• **Problem requirements**: Your task is to copy the listing exactly. Drop any pictures from the copy.

┏━━

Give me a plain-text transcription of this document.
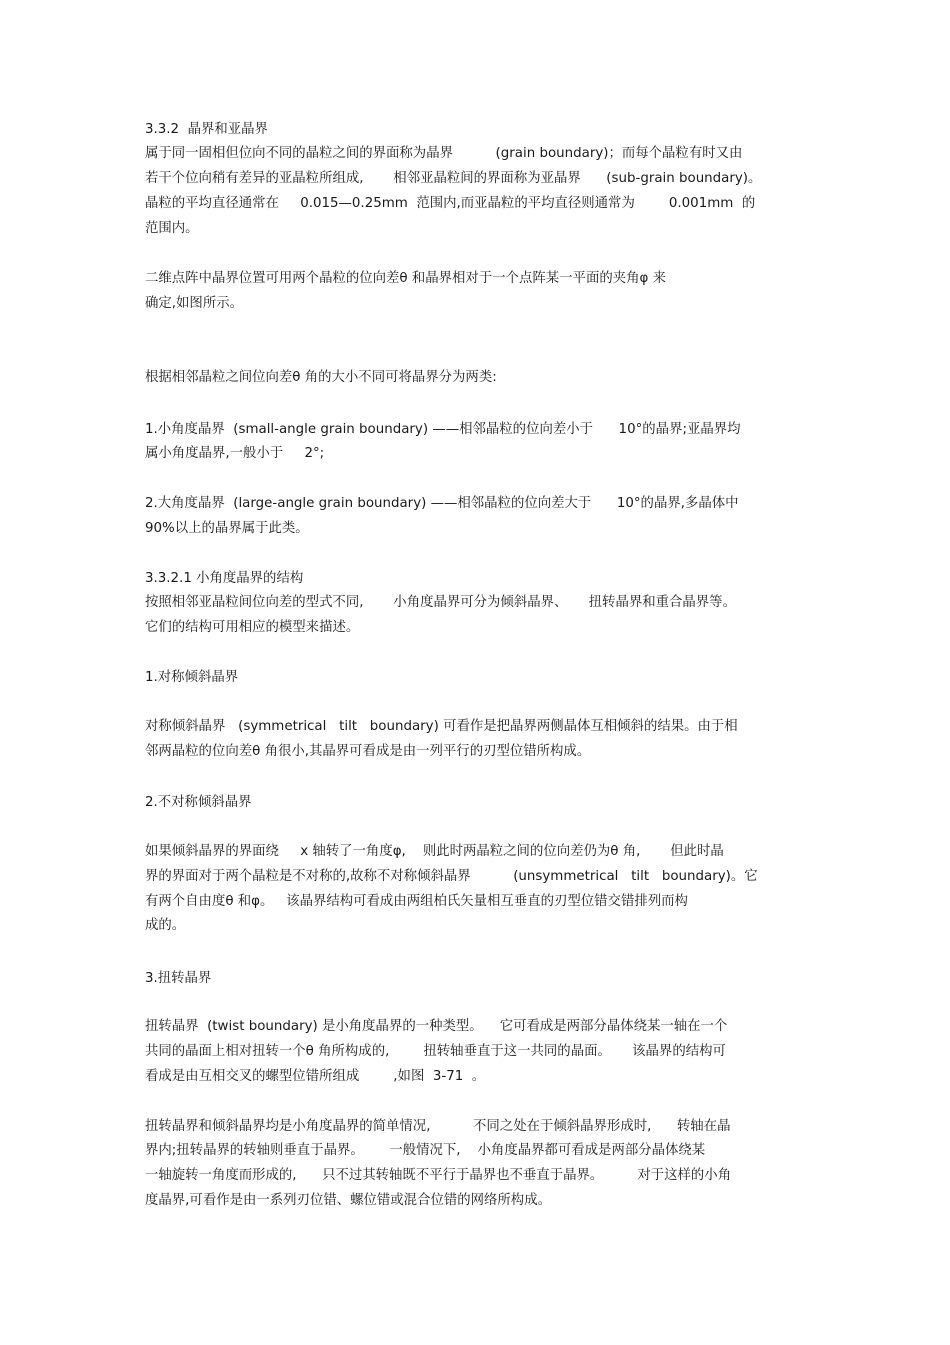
3.3.2  晶界和亚晶界
属于同一固相但位向不同的晶粒之间的界面称为晶界          (grain boundary)；而每个晶粒有时又由
若干个位向稍有差异的亚晶粒所组成,       相邻亚晶粒间的界面称为亚晶界      (sub-grain boundary)。
晶粒的平均直径通常在     0.015—0.25mm  范围内,而亚晶粒的平均直径则通常为        0.001mm  的
范围内。
二维点阵中晶界位置可用两个晶粒的位向差θ 和晶界相对于一个点阵某一平面的夹角φ 来
确定,如图所示。
根据相邻晶粒之间位向差θ 角的大小不同可将晶界分为两类:
1.小角度晶界  (small-angle grain boundary) ——相邻晶粒的位向差小于      10°的晶界;亚晶界均
属小角度晶界,一般小于     2°;
2.大角度晶界  (large-angle grain boundary) ——相邻晶粒的位向差大于      10°的晶界,多晶体中
90%以上的晶界属于此类。
3.3.2.1 小角度晶界的结构
按照相邻亚晶粒间位向差的型式不同,       小角度晶界可分为倾斜晶界、     扭转晶界和重合晶界等。
它们的结构可用相应的模型来描述。
1.对称倾斜晶界
对称倾斜晶界   (symmetrical   tilt   boundary) 可看作是把晶界两侧晶体互相倾斜的结果。由于相
邻两晶粒的位向差θ 角很小,其晶界可看成是由一列平行的刃型位错所构成。
2.不对称倾斜晶界
如果倾斜晶界的界面绕     x 轴转了一角度φ,    则此时两晶粒之间的位向差仍为θ 角,       但此时晶
界的界面对于两个晶粒是不对称的,故称不对称倾斜晶界          (unsymmetrical   tilt   boundary)。它
有两个自由度θ 和φ。   该晶界结构可看成由两组柏氏矢量相互垂直的刃型位错交错排列而构
成的。
3.扭转晶界
扭转晶界  (twist boundary) 是小角度晶界的一种类型。    它可看成是两部分晶体绕某一轴在一个
共同的晶面上相对扭转一个θ 角所构成的,        扭转轴垂直于这一共同的晶面。     该晶界的结构可
看成是由互相交叉的螺型位错所组成        ,如图  3-71  。
扭转晶界和倾斜晶界均是小角度晶界的简单情况,          不同之处在于倾斜晶界形成时,      转轴在晶
界内;扭转晶界的转轴则垂直于晶界。      一般情况下,    小角度晶界都可看成是两部分晶体绕某
一轴旋转一角度而形成的,      只不过其转轴既不平行于晶界也不垂直于晶界。        对于这样的小角
度晶界,可看作是由一系列刃位错、螺位错或混合位错的网络所构成。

┗━━

• **Solved problem**:
Give me a plain-text transcription of this document.
3.3.2  晶界和亚晶界
属于同一固相但位向不同的晶粒之间的界面称为晶界          (grain boundary)；而每个晶粒有时又由
若干个位向稍有差异的亚晶粒所组成,       相邻亚晶粒间的界面称为亚晶界      (sub-grain boundary)。
晶粒的平均直径通常在     0.015—0.25mm  范围内,而亚晶粒的平均直径则通常为        0.001mm  的
范围内。
二维点阵中晶界位置可用两个晶粒的位向差θ 和晶界相对于一个点阵某一平面的夹角φ 来
确定,如图所示。
根据相邻晶粒之间位向差θ 角的大小不同可将晶界分为两类:
1.小角度晶界  (small-angle grain boundary) ——相邻晶粒的位向差小于      10°的晶界;亚晶界均
属小角度晶界,一般小于     2°;
2.大角度晶界  (large-angle grain boundary) ——相邻晶粒的位向差大于      10°的晶界,多晶体中
90%以上的晶界属于此类。
3.3.2.1 小角度晶界的结构
按照相邻亚晶粒间位向差的型式不同,       小角度晶界可分为倾斜晶界、     扭转晶界和重合晶界等。
它们的结构可用相应的模型来描述。
1.对称倾斜晶界
对称倾斜晶界   (symmetrical   tilt   boundary) 可看作是把晶界两侧晶体互相倾斜的结果。由于相
邻两晶粒的位向差θ 角很小,其晶界可看成是由一列平行的刃型位错所构成。
2.不对称倾斜晶界
如果倾斜晶界的界面绕     x 轴转了一角度φ,    则此时两晶粒之间的位向差仍为θ 角,       但此时晶
界的界面对于两个晶粒是不对称的,故称不对称倾斜晶界          (unsymmetrical   tilt   boundary)。它
有两个自由度θ 和φ。   该晶界结构可看成由两组柏氏矢量相互垂直的刃型位错交错排列而构
成的。
3.扭转晶界
扭转晶界  (twist boundary) 是小角度晶界的一种类型。    它可看成是两部分晶体绕某一轴在一个
共同的晶面上相对扭转一个θ 角所构成的,        扭转轴垂直于这一共同的晶面。     该晶界的结构可
看成是由互相交叉的螺型位错所组成        ,如图  3-71  。
扭转晶界和倾斜晶界均是小角度晶界的简单情况,          不同之处在于倾斜晶界形成时,      转轴在晶
界内;扭转晶界的转轴则垂直于晶界。      一般情况下,    小角度晶界都可看成是两部分晶体绕某
一轴旋转一角度而形成的,      只不过其转轴既不平行于晶界也不垂直于晶界。        对于这样的小角
度晶界,可看作是由一系列刃位错、螺位错或混合位错的网络所构成。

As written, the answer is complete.